--- LISTING ---

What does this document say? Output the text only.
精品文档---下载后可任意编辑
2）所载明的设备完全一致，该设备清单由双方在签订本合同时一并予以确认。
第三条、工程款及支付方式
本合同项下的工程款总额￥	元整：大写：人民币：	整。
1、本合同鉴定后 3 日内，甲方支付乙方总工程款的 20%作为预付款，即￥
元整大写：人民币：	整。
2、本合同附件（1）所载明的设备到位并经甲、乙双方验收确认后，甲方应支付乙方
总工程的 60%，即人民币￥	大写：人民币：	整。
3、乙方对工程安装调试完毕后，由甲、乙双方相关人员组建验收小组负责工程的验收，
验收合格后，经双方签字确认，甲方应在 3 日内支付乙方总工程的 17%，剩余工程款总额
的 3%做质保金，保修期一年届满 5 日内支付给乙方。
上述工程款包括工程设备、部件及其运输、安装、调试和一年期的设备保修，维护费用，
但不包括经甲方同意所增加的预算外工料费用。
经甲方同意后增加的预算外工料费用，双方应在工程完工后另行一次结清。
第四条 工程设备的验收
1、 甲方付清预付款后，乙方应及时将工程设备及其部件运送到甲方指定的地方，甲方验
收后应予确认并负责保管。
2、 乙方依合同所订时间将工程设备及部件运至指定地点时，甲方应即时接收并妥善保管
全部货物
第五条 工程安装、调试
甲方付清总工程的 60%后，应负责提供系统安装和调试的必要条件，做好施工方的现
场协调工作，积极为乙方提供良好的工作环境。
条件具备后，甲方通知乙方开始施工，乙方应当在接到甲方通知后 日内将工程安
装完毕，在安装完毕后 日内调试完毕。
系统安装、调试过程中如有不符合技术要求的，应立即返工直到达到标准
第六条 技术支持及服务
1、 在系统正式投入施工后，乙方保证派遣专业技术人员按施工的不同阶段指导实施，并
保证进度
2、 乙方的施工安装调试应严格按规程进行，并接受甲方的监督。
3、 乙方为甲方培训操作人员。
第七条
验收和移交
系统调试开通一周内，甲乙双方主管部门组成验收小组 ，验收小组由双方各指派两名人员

---

**INSTRUCTIONS FOR THE TASK:** Each record above must be given again exactly.

**FINISHED ANSWER:**
What does this document say? Output the text only.
精品文档---下载后可任意编辑
2）所载明的设备完全一致，该设备清单由双方在签订本合同时一并予以确认。
第三条、工程款及支付方式
本合同项下的工程款总额￥	元整：大写：人民币：	整。
1、本合同鉴定后 3 日内，甲方支付乙方总工程款的 20%作为预付款，即￥
元整大写：人民币：	整。
2、本合同附件（1）所载明的设备到位并经甲、乙双方验收确认后，甲方应支付乙方
总工程的 60%，即人民币￥	大写：人民币：	整。
3、乙方对工程安装调试完毕后，由甲、乙双方相关人员组建验收小组负责工程的验收，
验收合格后，经双方签字确认，甲方应在 3 日内支付乙方总工程的 17%，剩余工程款总额
的 3%做质保金，保修期一年届满 5 日内支付给乙方。
上述工程款包括工程设备、部件及其运输、安装、调试和一年期的设备保修，维护费用，
但不包括经甲方同意所增加的预算外工料费用。
经甲方同意后增加的预算外工料费用，双方应在工程完工后另行一次结清。
第四条 工程设备的验收
1、 甲方付清预付款后，乙方应及时将工程设备及其部件运送到甲方指定的地方，甲方验
收后应予确认并负责保管。
2、 乙方依合同所订时间将工程设备及部件运至指定地点时，甲方应即时接收并妥善保管
全部货物
第五条 工程安装、调试
甲方付清总工程的 60%后，应负责提供系统安装和调试的必要条件，做好施工方的现
场协调工作，积极为乙方提供良好的工作环境。
条件具备后，甲方通知乙方开始施工，乙方应当在接到甲方通知后 日内将工程安
装完毕，在安装完毕后 日内调试完毕。
系统安装、调试过程中如有不符合技术要求的，应立即返工直到达到标准
第六条 技术支持及服务
1、 在系统正式投入施工后，乙方保证派遣专业技术人员按施工的不同阶段指导实施，并
保证进度
2、 乙方的施工安装调试应严格按规程进行，并接受甲方的监督。
3、 乙方为甲方培训操作人员。
第七条
验收和移交
系统调试开通一周内，甲乙双方主管部门组成验收小组 ，验收小组由双方各指派两名人员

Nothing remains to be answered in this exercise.